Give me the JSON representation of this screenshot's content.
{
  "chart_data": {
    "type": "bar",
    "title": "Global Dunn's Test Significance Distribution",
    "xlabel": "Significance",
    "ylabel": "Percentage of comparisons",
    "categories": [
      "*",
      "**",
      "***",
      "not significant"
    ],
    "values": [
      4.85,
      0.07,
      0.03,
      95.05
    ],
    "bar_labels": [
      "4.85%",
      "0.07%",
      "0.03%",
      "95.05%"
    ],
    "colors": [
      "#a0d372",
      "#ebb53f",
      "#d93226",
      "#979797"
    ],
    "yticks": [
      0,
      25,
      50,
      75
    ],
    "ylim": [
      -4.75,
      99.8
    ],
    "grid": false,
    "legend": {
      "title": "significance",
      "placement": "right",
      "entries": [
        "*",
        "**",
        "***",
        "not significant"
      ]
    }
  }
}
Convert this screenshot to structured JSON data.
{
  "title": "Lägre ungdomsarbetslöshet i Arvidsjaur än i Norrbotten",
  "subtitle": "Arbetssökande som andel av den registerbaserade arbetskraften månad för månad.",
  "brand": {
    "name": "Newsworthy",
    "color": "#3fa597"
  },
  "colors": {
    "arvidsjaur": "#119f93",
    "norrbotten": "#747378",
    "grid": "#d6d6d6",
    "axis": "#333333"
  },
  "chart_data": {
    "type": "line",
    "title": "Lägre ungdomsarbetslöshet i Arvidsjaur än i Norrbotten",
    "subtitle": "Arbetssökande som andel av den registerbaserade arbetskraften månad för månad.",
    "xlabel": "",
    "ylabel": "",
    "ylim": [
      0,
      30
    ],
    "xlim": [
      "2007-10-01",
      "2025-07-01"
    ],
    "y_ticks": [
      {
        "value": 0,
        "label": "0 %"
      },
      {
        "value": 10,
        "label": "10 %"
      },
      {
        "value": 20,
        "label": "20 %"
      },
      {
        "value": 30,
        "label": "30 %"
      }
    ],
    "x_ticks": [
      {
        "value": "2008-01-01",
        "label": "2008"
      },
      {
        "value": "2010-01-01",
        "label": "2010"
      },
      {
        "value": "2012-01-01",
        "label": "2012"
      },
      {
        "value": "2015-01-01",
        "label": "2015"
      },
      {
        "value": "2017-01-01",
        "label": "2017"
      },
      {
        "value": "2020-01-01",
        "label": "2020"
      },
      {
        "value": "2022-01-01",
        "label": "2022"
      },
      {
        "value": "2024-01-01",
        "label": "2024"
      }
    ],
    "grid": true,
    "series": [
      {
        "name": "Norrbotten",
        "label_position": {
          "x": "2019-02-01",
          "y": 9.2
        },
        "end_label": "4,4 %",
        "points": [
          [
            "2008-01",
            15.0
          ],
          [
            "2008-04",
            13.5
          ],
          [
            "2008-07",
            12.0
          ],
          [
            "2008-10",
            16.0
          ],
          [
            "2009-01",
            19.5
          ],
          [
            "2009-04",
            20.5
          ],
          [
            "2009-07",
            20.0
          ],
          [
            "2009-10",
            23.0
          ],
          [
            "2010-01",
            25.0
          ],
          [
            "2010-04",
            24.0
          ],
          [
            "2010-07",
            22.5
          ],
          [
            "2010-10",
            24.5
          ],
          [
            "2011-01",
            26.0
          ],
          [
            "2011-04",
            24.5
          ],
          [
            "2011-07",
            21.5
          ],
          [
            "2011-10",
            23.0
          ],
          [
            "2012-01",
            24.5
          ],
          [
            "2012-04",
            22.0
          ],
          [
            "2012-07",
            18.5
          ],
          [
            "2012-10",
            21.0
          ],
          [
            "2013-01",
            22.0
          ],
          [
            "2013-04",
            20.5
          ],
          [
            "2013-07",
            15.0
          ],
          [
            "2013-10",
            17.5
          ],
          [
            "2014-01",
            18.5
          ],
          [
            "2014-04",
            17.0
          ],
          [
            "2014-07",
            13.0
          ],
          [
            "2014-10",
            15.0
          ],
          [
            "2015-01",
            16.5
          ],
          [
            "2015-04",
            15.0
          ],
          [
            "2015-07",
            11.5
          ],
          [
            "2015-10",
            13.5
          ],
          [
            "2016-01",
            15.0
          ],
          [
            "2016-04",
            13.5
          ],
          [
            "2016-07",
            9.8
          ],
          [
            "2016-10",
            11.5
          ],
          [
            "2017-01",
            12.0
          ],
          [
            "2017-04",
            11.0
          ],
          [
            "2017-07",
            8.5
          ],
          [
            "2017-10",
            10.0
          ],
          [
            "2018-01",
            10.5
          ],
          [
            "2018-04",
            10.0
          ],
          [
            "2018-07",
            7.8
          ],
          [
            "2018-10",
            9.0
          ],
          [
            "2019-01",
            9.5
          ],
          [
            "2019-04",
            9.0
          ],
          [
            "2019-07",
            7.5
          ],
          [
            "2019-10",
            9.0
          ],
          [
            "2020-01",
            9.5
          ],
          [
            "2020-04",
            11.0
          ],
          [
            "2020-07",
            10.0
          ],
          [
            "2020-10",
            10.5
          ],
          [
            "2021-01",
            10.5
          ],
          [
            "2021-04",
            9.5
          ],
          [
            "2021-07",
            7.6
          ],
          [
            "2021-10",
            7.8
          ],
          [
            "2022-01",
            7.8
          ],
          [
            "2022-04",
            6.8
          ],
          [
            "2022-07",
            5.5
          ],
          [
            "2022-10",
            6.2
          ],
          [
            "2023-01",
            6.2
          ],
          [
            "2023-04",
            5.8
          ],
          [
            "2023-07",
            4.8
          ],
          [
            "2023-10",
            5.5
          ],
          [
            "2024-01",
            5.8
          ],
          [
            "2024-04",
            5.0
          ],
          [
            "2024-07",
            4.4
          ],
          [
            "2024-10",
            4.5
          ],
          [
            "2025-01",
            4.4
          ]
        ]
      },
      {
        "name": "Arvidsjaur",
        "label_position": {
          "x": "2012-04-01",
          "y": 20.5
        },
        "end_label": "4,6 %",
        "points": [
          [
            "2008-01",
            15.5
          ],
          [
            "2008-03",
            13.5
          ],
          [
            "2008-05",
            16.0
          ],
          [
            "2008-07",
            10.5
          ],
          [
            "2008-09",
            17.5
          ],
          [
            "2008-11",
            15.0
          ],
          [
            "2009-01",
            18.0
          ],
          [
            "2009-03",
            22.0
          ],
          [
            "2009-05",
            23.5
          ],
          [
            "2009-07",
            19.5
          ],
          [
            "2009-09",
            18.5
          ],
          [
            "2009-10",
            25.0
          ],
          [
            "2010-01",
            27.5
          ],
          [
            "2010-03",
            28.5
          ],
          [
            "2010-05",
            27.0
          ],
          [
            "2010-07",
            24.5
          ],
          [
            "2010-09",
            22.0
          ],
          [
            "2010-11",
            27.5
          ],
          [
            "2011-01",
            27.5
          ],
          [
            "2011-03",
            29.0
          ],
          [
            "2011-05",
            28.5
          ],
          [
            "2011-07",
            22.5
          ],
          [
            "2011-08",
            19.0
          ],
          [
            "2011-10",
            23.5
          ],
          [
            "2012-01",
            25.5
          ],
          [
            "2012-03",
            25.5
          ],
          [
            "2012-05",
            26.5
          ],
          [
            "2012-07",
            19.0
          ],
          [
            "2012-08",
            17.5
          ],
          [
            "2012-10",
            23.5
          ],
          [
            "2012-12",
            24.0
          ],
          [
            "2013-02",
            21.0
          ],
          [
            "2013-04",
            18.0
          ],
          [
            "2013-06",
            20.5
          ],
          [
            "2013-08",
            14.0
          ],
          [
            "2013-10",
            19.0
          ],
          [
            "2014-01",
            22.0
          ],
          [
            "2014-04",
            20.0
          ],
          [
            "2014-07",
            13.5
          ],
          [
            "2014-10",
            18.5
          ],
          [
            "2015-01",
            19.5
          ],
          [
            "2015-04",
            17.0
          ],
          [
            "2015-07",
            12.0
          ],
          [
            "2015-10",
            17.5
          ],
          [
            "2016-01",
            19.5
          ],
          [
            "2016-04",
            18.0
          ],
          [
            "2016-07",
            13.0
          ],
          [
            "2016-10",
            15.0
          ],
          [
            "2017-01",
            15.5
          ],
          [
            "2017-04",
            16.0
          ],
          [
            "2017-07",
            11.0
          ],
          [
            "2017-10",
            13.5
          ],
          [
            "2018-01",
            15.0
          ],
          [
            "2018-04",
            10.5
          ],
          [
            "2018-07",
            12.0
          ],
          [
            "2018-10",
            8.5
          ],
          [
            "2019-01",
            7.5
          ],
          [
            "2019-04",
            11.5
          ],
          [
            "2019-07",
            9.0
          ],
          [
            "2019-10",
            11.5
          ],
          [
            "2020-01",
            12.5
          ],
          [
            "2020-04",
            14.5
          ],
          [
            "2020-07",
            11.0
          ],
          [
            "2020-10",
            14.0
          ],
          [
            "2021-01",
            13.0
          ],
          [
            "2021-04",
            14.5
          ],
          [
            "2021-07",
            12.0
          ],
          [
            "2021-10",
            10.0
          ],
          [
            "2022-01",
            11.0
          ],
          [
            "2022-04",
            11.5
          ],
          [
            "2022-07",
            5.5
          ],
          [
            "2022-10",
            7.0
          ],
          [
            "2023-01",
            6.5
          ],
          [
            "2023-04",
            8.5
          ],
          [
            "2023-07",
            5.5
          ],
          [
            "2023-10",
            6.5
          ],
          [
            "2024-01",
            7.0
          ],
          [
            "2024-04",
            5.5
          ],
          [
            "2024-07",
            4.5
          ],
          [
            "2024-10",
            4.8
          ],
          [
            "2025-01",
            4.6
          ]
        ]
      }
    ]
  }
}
- - - -
Using the material above, report each line where "månad" occurs.

** Reply **
  "subtitle": "Arbetssökande som andel av den registerbaserade arbetskraften månad för månad.",
    "subtitle": "Arbetssökande som andel av den registerbaserade arbetskraften månad för månad.",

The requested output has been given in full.